Aim of the exercise:
Revise the passage of the coffee-stone text that starts with "For cafés and" and ends after "and Design (SUTD).", swapping "burrs" for "blades" throughout, and give it back.

Excerpted text:
......

Safeguarding coffee grinders from hidden stones
image:
Setup of the system and graphs showing the accuracy of acoustic method developed to detect hidden stones among coffee beans
view moreCredit: SUTD
Most coffee connoisseurs are familiar with the gentle hum of their favourite café’s grinder while they wait in eager anticipation of that aromatic first sip. But behind this everyday scene lies a surprisingly tricky problem. Coffee beans often come mixed with small stones—accidental stowaways from harvesting and processing. Nearly identical to beans in size, shape, and colour, stones routinely evade even the most meticulous of inspections.
For cafés and commercial coffee producers, stray stones spell trouble. When they enter the grinding mechanism, they can severely damage the grinder’s precision-engineered cutting discs known as burrs. These burrs, essential but highly expensive, require expert alignment after replacement, which often disrupts operations and therefore imposes considerable downtime.
“Large-scale factories rely on advanced screening methods early in coffee production. Due to the size and cost constraints, these traditional screening methods aren’t practical for most busy cafés and smaller commercial settings,” said Dr Teo Tee Hui from the Singapore University of Technology and Design (SUTD).

......

Source material:
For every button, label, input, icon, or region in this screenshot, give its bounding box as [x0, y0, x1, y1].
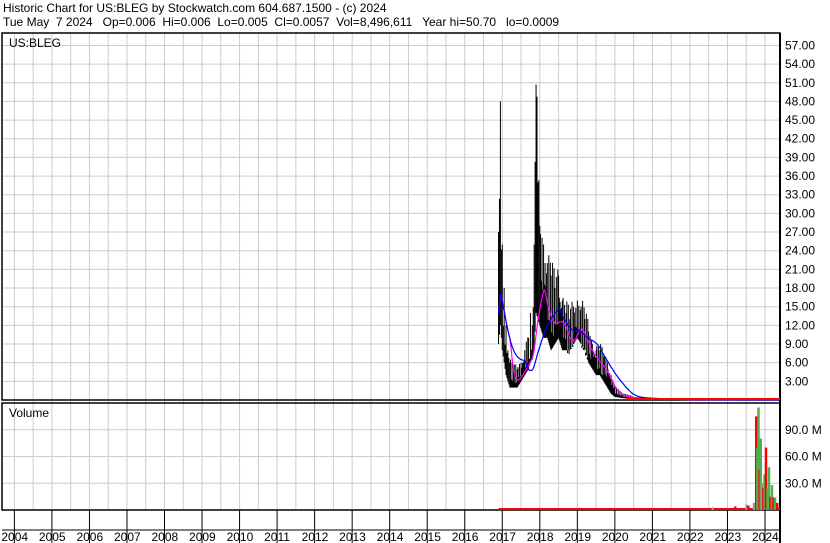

......

Solution:
For cafés and commercial coffee producers, stray stones spell trouble. When they enter the grinding mechanism, they can severely damage the grinder’s precision-engineered cutting discs known as blades. These blades, essential but highly expensive, require expert alignment after replacement, which often disrupts operations and therefore imposes considerable downtime.
“Large-scale factories rely on advanced screening methods early in coffee production. Due to the size and cost constraints, these traditional screening methods aren’t practical for most busy cafés and smaller commercial settings,” said Dr Teo Tee Hui from the Singapore University of Technology and Design (SUTD).